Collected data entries
#####

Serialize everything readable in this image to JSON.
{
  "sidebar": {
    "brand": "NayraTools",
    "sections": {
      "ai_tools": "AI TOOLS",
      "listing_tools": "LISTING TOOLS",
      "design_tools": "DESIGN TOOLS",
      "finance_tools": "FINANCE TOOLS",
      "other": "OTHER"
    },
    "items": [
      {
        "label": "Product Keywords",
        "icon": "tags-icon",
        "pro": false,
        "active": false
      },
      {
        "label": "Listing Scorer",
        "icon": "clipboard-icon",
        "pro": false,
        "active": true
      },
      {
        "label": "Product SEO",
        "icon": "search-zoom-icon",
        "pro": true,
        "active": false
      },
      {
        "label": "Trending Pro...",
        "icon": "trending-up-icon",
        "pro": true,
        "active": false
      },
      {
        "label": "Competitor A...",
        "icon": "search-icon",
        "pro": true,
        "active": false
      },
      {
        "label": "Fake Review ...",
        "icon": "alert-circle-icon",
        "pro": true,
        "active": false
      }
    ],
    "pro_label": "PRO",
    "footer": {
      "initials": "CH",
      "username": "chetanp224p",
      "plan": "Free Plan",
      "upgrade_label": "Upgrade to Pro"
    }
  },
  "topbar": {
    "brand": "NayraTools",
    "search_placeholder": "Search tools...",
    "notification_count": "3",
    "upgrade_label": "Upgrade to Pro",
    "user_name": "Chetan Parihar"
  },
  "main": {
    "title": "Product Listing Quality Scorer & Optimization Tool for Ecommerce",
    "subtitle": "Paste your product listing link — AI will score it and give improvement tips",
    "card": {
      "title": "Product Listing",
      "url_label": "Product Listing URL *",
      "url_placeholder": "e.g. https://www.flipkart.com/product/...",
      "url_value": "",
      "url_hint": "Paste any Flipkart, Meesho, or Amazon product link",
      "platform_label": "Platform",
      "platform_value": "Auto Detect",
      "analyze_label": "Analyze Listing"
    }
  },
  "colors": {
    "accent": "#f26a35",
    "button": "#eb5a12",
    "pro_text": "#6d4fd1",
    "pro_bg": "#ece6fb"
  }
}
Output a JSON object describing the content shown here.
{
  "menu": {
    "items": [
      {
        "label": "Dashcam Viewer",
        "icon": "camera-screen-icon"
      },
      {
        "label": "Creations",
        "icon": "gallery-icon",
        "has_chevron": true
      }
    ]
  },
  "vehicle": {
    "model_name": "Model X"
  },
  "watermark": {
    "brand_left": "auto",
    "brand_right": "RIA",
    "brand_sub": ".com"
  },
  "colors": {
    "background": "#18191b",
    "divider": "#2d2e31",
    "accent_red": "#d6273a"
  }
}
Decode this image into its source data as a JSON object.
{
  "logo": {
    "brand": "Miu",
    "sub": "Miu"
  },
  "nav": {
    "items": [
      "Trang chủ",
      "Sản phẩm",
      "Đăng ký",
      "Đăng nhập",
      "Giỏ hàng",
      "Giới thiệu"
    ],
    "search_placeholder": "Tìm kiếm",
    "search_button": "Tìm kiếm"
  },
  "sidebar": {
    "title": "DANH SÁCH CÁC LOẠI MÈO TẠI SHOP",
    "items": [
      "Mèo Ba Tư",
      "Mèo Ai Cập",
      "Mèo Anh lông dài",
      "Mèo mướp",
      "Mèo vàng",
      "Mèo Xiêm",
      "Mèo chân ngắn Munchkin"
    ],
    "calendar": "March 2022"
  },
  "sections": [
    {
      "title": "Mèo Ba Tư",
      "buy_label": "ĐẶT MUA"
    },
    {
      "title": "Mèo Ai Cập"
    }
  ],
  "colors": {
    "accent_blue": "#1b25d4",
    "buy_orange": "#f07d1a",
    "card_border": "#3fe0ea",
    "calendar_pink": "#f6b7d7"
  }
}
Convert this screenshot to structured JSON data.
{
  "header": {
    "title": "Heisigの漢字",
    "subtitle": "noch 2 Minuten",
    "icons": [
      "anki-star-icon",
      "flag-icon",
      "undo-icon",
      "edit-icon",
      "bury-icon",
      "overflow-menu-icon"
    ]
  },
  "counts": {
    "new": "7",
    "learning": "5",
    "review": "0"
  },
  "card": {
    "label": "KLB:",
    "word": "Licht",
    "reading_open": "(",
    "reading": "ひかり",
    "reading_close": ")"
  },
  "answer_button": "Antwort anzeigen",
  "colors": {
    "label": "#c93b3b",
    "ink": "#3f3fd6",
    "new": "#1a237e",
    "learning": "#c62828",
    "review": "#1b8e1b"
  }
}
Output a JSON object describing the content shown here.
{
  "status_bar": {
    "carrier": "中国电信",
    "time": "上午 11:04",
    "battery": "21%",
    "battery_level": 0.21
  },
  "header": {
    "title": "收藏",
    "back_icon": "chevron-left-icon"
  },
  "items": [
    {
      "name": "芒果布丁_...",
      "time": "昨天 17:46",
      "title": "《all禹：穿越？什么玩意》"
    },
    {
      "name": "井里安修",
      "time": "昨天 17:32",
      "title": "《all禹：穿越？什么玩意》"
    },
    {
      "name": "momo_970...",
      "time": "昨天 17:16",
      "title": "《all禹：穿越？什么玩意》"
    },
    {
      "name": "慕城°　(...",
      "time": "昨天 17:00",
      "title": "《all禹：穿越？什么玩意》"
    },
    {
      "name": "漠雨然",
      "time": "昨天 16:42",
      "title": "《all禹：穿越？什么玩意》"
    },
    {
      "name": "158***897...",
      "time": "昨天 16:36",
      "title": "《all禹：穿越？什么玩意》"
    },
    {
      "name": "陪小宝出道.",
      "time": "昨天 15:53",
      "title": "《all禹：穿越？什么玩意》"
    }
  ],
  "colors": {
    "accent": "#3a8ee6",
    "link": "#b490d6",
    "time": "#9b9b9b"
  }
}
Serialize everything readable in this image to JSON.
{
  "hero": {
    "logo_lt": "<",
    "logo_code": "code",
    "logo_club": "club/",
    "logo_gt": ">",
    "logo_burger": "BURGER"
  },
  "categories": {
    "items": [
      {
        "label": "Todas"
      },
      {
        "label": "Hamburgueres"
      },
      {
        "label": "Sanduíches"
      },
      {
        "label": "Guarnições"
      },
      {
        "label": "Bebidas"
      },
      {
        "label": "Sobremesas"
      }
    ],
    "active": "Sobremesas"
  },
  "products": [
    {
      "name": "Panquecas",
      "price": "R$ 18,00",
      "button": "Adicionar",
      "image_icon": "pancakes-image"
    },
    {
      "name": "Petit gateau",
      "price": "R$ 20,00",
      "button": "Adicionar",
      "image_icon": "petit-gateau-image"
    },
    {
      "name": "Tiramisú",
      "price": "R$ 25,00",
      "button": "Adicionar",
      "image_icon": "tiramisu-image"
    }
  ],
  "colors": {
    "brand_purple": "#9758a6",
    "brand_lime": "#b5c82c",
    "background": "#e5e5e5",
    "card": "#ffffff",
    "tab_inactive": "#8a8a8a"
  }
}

#####

[Directions]
Retype the data in full and match it exactly.

[Response to this task]
Serialize everything readable in this image to JSON.
{
  "sidebar": {
    "brand": "NayraTools",
    "sections": {
      "ai_tools": "AI TOOLS",
      "listing_tools": "LISTING TOOLS",
      "design_tools": "DESIGN TOOLS",
      "finance_tools": "FINANCE TOOLS",
      "other": "OTHER"
    },
    "items": [
      {
        "label": "Product Keywords",
        "icon": "tags-icon",
        "pro": false,
        "active": false
      },
      {
        "label": "Listing Scorer",
        "icon": "clipboard-icon",
        "pro": false,
        "active": true
      },
      {
        "label": "Product SEO",
        "icon": "search-zoom-icon",
        "pro": true,
        "active": false
      },
      {
        "label": "Trending Pro...",
        "icon": "trending-up-icon",
        "pro": true,
        "active": false
      },
      {
        "label": "Competitor A...",
        "icon": "search-icon",
        "pro": true,
        "active": false
      },
      {
        "label": "Fake Review ...",
        "icon": "alert-circle-icon",
        "pro": true,
        "active": false
      }
    ],
    "pro_label": "PRO",
    "footer": {
      "initials": "CH",
      "username": "chetanp224p",
      "plan": "Free Plan",
      "upgrade_label": "Upgrade to Pro"
    }
  },
  "topbar": {
    "brand": "NayraTools",
    "search_placeholder": "Search tools...",
    "notification_count": "3",
    "upgrade_label": "Upgrade to Pro",
    "user_name": "Chetan Parihar"
  },
  "main": {
    "title": "Product Listing Quality Scorer & Optimization Tool for Ecommerce",
    "subtitle": "Paste your product listing link — AI will score it and give improvement tips",
    "card": {
      "title": "Product Listing",
      "url_label": "Product Listing URL *",
      "url_placeholder": "e.g. https://www.flipkart.com/product/...",
      "url_value": "",
      "url_hint": "Paste any Flipkart, Meesho, or Amazon product link",
      "platform_label": "Platform",
      "platform_value": "Auto Detect",
      "analyze_label": "Analyze Listing"
    }
  },
  "colors": {
    "accent": "#f26a35",
    "button": "#eb5a12",
    "pro_text": "#6d4fd1",
    "pro_bg": "#ece6fb"
  }
}
Output a JSON object describing the content shown here.
{
  "menu": {
    "items": [
      {
        "label": "Dashcam Viewer",
        "icon": "camera-screen-icon"
      },
      {
        "label": "Creations",
        "icon": "gallery-icon",
        "has_chevron": true
      }
    ]
  },
  "vehicle": {
    "model_name": "Model X"
  },
  "watermark": {
    "brand_left": "auto",
    "brand_right": "RIA",
    "brand_sub": ".com"
  },
  "colors": {
    "background": "#18191b",
    "divider": "#2d2e31",
    "accent_red": "#d6273a"
  }
}
Decode this image into its source data as a JSON object.
{
  "logo": {
    "brand": "Miu",
    "sub": "Miu"
  },
  "nav": {
    "items": [
      "Trang chủ",
      "Sản phẩm",
      "Đăng ký",
      "Đăng nhập",
      "Giỏ hàng",
      "Giới thiệu"
    ],
    "search_placeholder": "Tìm kiếm",
    "search_button": "Tìm kiếm"
  },
  "sidebar": {
    "title": "DANH SÁCH CÁC LOẠI MÈO TẠI SHOP",
    "items": [
      "Mèo Ba Tư",
      "Mèo Ai Cập",
      "Mèo Anh lông dài",
      "Mèo mướp",
      "Mèo vàng",
      "Mèo Xiêm",
      "Mèo chân ngắn Munchkin"
    ],
    "calendar": "March 2022"
  },
  "sections": [
    {
      "title": "Mèo Ba Tư",
      "buy_label": "ĐẶT MUA"
    },
    {
      "title": "Mèo Ai Cập"
    }
  ],
  "colors": {
    "accent_blue": "#1b25d4",
    "buy_orange": "#f07d1a",
    "card_border": "#3fe0ea",
    "calendar_pink": "#f6b7d7"
  }
}
Convert this screenshot to structured JSON data.
{
  "header": {
    "title": "Heisigの漢字",
    "subtitle": "noch 2 Minuten",
    "icons": [
      "anki-star-icon",
      "flag-icon",
      "undo-icon",
      "edit-icon",
      "bury-icon",
      "overflow-menu-icon"
    ]
  },
  "counts": {
    "new": "7",
    "learning": "5",
    "review": "0"
  },
  "card": {
    "label": "KLB:",
    "word": "Licht",
    "reading_open": "(",
    "reading": "ひかり",
    "reading_close": ")"
  },
  "answer_button": "Antwort anzeigen",
  "colors": {
    "label": "#c93b3b",
    "ink": "#3f3fd6",
    "new": "#1a237e",
    "learning": "#c62828",
    "review": "#1b8e1b"
  }
}
Output a JSON object describing the content shown here.
{
  "status_bar": {
    "carrier": "中国电信",
    "time": "上午 11:04",
    "battery": "21%",
    "battery_level": 0.21
  },
  "header": {
    "title": "收藏",
    "back_icon": "chevron-left-icon"
  },
  "items": [
    {
      "name": "芒果布丁_...",
      "time": "昨天 17:46",
      "title": "《all禹：穿越？什么玩意》"
    },
    {
      "name": "井里安修",
      "time": "昨天 17:32",
      "title": "《all禹：穿越？什么玩意》"
    },
    {
      "name": "momo_970...",
      "time": "昨天 17:16",
      "title": "《all禹：穿越？什么玩意》"
    },
    {
      "name": "慕城°　(...",
      "time": "昨天 17:00",
      "title": "《all禹：穿越？什么玩意》"
    },
    {
      "name": "漠雨然",
      "time": "昨天 16:42",
      "title": "《all禹：穿越？什么玩意》"
    },
    {
      "name": "158***897...",
      "time": "昨天 16:36",
      "title": "《all禹：穿越？什么玩意》"
    },
    {
      "name": "陪小宝出道.",
      "time": "昨天 15:53",
      "title": "《all禹：穿越？什么玩意》"
    }
  ],
  "colors": {
    "accent": "#3a8ee6",
    "link": "#b490d6",
    "time": "#9b9b9b"
  }
}
Serialize everything readable in this image to JSON.
{
  "hero": {
    "logo_lt": "<",
    "logo_code": "code",
    "logo_club": "club/",
    "logo_gt": ">",
    "logo_burger": "BURGER"
  },
  "categories": {
    "items": [
      {
        "label": "Todas"
      },
      {
        "label": "Hamburgueres"
      },
      {
        "label": "Sanduíches"
      },
      {
        "label": "Guarnições"
      },
      {
        "label": "Bebidas"
      },
      {
        "label": "Sobremesas"
      }
    ],
    "active": "Sobremesas"
  },
  "products": [
    {
      "name": "Panquecas",
      "price": "R$ 18,00",
      "button": "Adicionar",
      "image_icon": "pancakes-image"
    },
    {
      "name": "Petit gateau",
      "price": "R$ 20,00",
      "button": "Adicionar",
      "image_icon": "petit-gateau-image"
    },
    {
      "name": "Tiramisú",
      "price": "R$ 25,00",
      "button": "Adicionar",
      "image_icon": "tiramisu-image"
    }
  ],
  "colors": {
    "brand_purple": "#9758a6",
    "brand_lime": "#b5c82c",
    "background": "#e5e5e5",
    "card": "#ffffff",
    "tab_inactive": "#8a8a8a"
  }
}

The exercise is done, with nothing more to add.